— start of INPUT MATERIAL —
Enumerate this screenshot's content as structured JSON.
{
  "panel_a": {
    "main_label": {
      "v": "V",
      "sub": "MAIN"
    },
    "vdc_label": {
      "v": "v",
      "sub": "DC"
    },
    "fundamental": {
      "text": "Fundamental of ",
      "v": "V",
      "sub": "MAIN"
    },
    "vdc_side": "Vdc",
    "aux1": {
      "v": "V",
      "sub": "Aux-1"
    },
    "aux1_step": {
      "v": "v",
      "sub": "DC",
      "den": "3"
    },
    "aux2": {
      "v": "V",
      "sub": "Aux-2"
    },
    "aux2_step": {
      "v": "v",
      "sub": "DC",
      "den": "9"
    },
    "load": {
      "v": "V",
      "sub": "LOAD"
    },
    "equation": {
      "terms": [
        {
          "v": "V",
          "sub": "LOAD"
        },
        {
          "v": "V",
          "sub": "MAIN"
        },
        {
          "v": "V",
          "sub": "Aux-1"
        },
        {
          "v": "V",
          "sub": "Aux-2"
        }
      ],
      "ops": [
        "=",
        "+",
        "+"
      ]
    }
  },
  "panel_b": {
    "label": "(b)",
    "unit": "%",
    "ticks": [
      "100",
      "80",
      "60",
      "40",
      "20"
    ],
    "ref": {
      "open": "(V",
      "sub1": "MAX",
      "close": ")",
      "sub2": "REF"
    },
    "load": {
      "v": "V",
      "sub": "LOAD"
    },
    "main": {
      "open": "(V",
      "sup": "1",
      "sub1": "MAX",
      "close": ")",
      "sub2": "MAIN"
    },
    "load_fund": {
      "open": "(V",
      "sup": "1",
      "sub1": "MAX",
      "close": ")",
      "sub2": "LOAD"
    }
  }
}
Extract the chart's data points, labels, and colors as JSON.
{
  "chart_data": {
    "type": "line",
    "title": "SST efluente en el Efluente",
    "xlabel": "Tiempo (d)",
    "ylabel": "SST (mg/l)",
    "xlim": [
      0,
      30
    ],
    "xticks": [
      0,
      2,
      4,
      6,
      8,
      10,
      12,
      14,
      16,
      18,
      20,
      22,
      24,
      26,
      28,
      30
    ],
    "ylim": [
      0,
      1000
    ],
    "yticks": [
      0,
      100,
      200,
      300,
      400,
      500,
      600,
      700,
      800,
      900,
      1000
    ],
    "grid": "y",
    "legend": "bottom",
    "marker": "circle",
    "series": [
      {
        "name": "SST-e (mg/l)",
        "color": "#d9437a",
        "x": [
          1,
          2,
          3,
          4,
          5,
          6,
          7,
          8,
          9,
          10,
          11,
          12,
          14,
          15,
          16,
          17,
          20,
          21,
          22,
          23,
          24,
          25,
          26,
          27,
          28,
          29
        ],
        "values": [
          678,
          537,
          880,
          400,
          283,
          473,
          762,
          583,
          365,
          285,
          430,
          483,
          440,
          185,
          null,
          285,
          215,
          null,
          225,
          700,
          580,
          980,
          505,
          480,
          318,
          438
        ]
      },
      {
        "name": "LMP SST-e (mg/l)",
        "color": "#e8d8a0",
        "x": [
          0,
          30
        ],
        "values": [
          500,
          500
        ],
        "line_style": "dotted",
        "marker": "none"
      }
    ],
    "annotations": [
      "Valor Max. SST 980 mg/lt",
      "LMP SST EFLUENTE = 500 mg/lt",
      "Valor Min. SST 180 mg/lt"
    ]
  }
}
— end of INPUT MATERIAL —
**WHAT IS ASKED**
Type out the full listing again, exactly as given.

**ANSWER TO THE EXERCISE**
Enumerate this screenshot's content as structured JSON.
{
  "panel_a": {
    "main_label": {
      "v": "V",
      "sub": "MAIN"
    },
    "vdc_label": {
      "v": "v",
      "sub": "DC"
    },
    "fundamental": {
      "text": "Fundamental of ",
      "v": "V",
      "sub": "MAIN"
    },
    "vdc_side": "Vdc",
    "aux1": {
      "v": "V",
      "sub": "Aux-1"
    },
    "aux1_step": {
      "v": "v",
      "sub": "DC",
      "den": "3"
    },
    "aux2": {
      "v": "V",
      "sub": "Aux-2"
    },
    "aux2_step": {
      "v": "v",
      "sub": "DC",
      "den": "9"
    },
    "load": {
      "v": "V",
      "sub": "LOAD"
    },
    "equation": {
      "terms": [
        {
          "v": "V",
          "sub": "LOAD"
        },
        {
          "v": "V",
          "sub": "MAIN"
        },
        {
          "v": "V",
          "sub": "Aux-1"
        },
        {
          "v": "V",
          "sub": "Aux-2"
        }
      ],
      "ops": [
        "=",
        "+",
        "+"
      ]
    }
  },
  "panel_b": {
    "label": "(b)",
    "unit": "%",
    "ticks": [
      "100",
      "80",
      "60",
      "40",
      "20"
    ],
    "ref": {
      "open": "(V",
      "sub1": "MAX",
      "close": ")",
      "sub2": "REF"
    },
    "load": {
      "v": "V",
      "sub": "LOAD"
    },
    "main": {
      "open": "(V",
      "sup": "1",
      "sub1": "MAX",
      "close": ")",
      "sub2": "MAIN"
    },
    "load_fund": {
      "open": "(V",
      "sup": "1",
      "sub1": "MAX",
      "close": ")",
      "sub2": "LOAD"
    }
  }
}
Extract the chart's data points, labels, and colors as JSON.
{
  "chart_data": {
    "type": "line",
    "title": "SST efluente en el Efluente",
    "xlabel": "Tiempo (d)",
    "ylabel": "SST (mg/l)",
    "xlim": [
      0,
      30
    ],
    "xticks": [
      0,
      2,
      4,
      6,
      8,
      10,
      12,
      14,
      16,
      18,
      20,
      22,
      24,
      26,
      28,
      30
    ],
    "ylim": [
      0,
      1000
    ],
    "yticks": [
      0,
      100,
      200,
      300,
      400,
      500,
      600,
      700,
      800,
      900,
      1000
    ],
    "grid": "y",
    "legend": "bottom",
    "marker": "circle",
    "series": [
      {
        "name": "SST-e (mg/l)",
        "color": "#d9437a",
        "x": [
          1,
          2,
          3,
          4,
          5,
          6,
          7,
          8,
          9,
          10,
          11,
          12,
          14,
          15,
          16,
          17,
          20,
          21,
          22,
          23,
          24,
          25,
          26,
          27,
          28,
          29
        ],
        "values": [
          678,
          537,
          880,
          400,
          283,
          473,
          762,
          583,
          365,
          285,
          430,
          483,
          440,
          185,
          null,
          285,
          215,
          null,
          225,
          700,
          580,
          980,
          505,
          480,
          318,
          438
        ]
      },
      {
        "name": "LMP SST-e (mg/l)",
        "color": "#e8d8a0",
        "x": [
          0,
          30
        ],
        "values": [
          500,
          500
        ],
        "line_style": "dotted",
        "marker": "none"
      }
    ],
    "annotations": [
      "Valor Max. SST 980 mg/lt",
      "LMP SST EFLUENTE = 500 mg/lt",
      "Valor Min. SST 180 mg/lt"
    ]
  }
}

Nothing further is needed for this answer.